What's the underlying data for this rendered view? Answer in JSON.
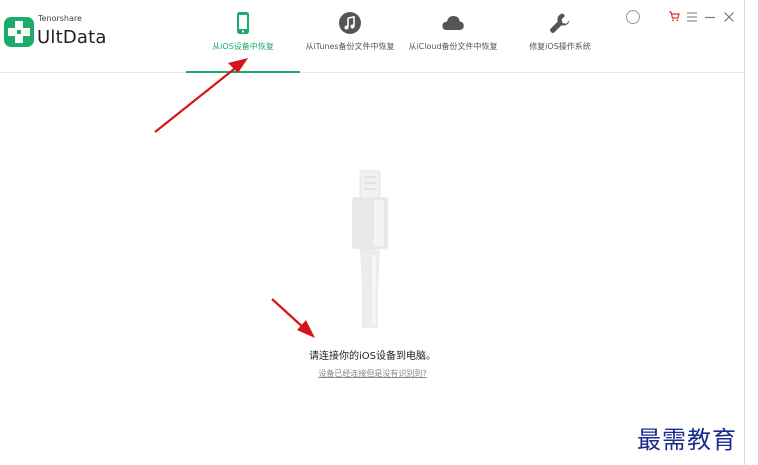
{
  "app": {
    "brand_small": "Tenorshare",
    "brand_name": "UltData"
  },
  "tabs": [
    {
      "label": "从iOS设备中恢复",
      "icon": "phone-icon",
      "active": true
    },
    {
      "label": "从iTunes备份文件中恢复",
      "icon": "music-icon",
      "active": false
    },
    {
      "label": "从iCloud备份文件中恢复",
      "icon": "cloud-icon",
      "active": false
    },
    {
      "label": "修复iOS操作系统",
      "icon": "wrench-icon",
      "active": false
    }
  ],
  "window_controls": [
    "circle-icon",
    "cart-icon",
    "menu-icon",
    "minimize-icon",
    "close-icon"
  ],
  "main": {
    "prompt": "请连接你的iOS设备到电脑。",
    "help_link": "设备已经连接但是没有识别到?"
  },
  "watermark": "最需教育",
  "colors": {
    "accent": "#1dab6b",
    "icon_gray": "#555555",
    "arrow_red": "#d8141a",
    "watermark": "#1a2b8c"
  }
}
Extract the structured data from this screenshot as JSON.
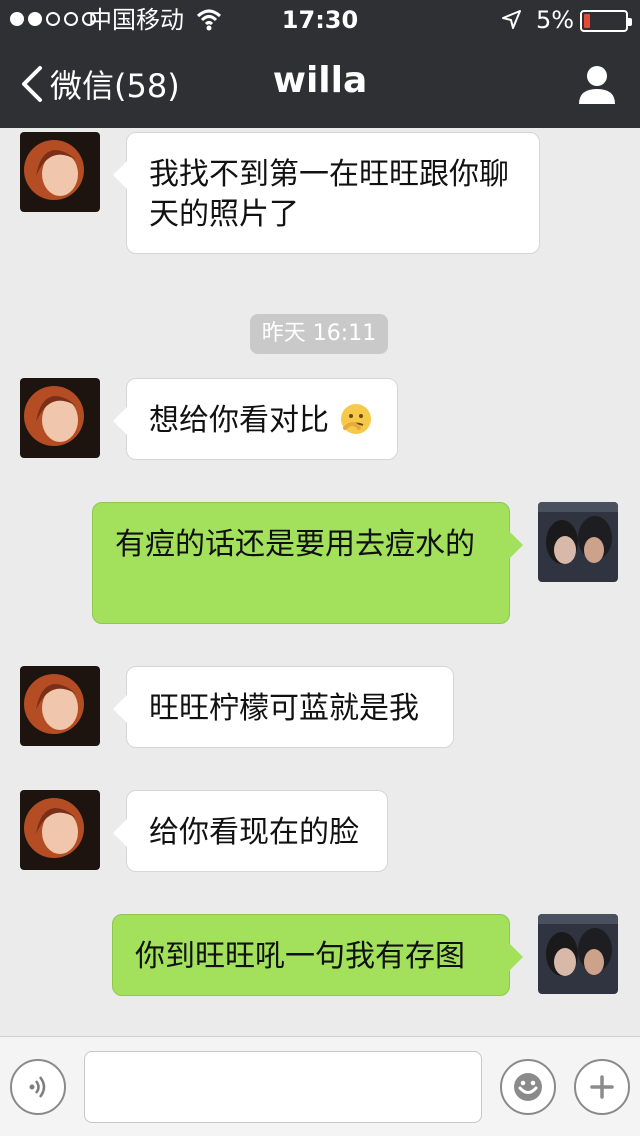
{
  "status_bar": {
    "carrier": "中国移动",
    "time": "17:30",
    "battery_percent": "5%",
    "battery_level": 0.05,
    "signal_total": 5,
    "signal_filled": 2
  },
  "nav": {
    "back_label": "微信(58)",
    "title": "willa",
    "back_icon": "chevron-left-icon",
    "profile_icon": "person-icon"
  },
  "messages": [
    {
      "sender": "contact",
      "text": "我找不到第一在旺旺跟你聊天的照片了"
    },
    {
      "type": "timestamp",
      "text": "昨天 16:11"
    },
    {
      "sender": "contact",
      "text": "想给你看对比",
      "emoji": "thinking-face-emoji"
    },
    {
      "sender": "self",
      "text": "有痘的话还是要用去痘水的"
    },
    {
      "sender": "contact",
      "text": "旺旺柠檬可蓝就是我"
    },
    {
      "sender": "contact",
      "text": "给你看现在的脸"
    },
    {
      "sender": "self",
      "text": "你到旺旺吼一句我有存图"
    }
  ],
  "input": {
    "value": "",
    "placeholder": ""
  },
  "colors": {
    "nav_background": "#2f3033",
    "chat_background": "#ebebeb",
    "outgoing_bubble": "#a3e05c",
    "incoming_bubble": "#ffffff",
    "battery_low": "#e24b3c"
  }
}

▶ **AIM OF THE EXERCISE**: Reproduce each line word for word and drop the pictures.

▶ **WRITTEN RESPONSE**:
What's the underlying data for this rendered view? Answer in JSON.
{
  "app": {
    "brand_small": "Tenorshare",
    "brand_name": "UltData"
  },
  "tabs": [
    {
      "label": "从iOS设备中恢复",
      "icon": "phone-icon",
      "active": true
    },
    {
      "label": "从iTunes备份文件中恢复",
      "icon": "music-icon",
      "active": false
    },
    {
      "label": "从iCloud备份文件中恢复",
      "icon": "cloud-icon",
      "active": false
    },
    {
      "label": "修复iOS操作系统",
      "icon": "wrench-icon",
      "active": false
    }
  ],
  "window_controls": [
    "circle-icon",
    "cart-icon",
    "menu-icon",
    "minimize-icon",
    "close-icon"
  ],
  "main": {
    "prompt": "请连接你的iOS设备到电脑。",
    "help_link": "设备已经连接但是没有识别到?"
  },
  "watermark": "最需教育",
  "colors": {
    "accent": "#1dab6b",
    "icon_gray": "#555555",
    "arrow_red": "#d8141a",
    "watermark": "#1a2b8c"
  }
}
Extract the structured data from this screenshot as JSON.
{
  "status_bar": {
    "carrier": "中国移动",
    "time": "17:30",
    "battery_percent": "5%",
    "battery_level": 0.05,
    "signal_total": 5,
    "signal_filled": 2
  },
  "nav": {
    "back_label": "微信(58)",
    "title": "willa",
    "back_icon": "chevron-left-icon",
    "profile_icon": "person-icon"
  },
  "messages": [
    {
      "sender": "contact",
      "text": "我找不到第一在旺旺跟你聊天的照片了"
    },
    {
      "type": "timestamp",
      "text": "昨天 16:11"
    },
    {
      "sender": "contact",
      "text": "想给你看对比",
      "emoji": "thinking-face-emoji"
    },
    {
      "sender": "self",
      "text": "有痘的话还是要用去痘水的"
    },
    {
      "sender": "contact",
      "text": "旺旺柠檬可蓝就是我"
    },
    {
      "sender": "contact",
      "text": "给你看现在的脸"
    },
    {
      "sender": "self",
      "text": "你到旺旺吼一句我有存图"
    }
  ],
  "input": {
    "value": "",
    "placeholder": ""
  },
  "colors": {
    "nav_background": "#2f3033",
    "chat_background": "#ebebeb",
    "outgoing_bubble": "#a3e05c",
    "incoming_bubble": "#ffffff",
    "battery_low": "#e24b3c"
  }
}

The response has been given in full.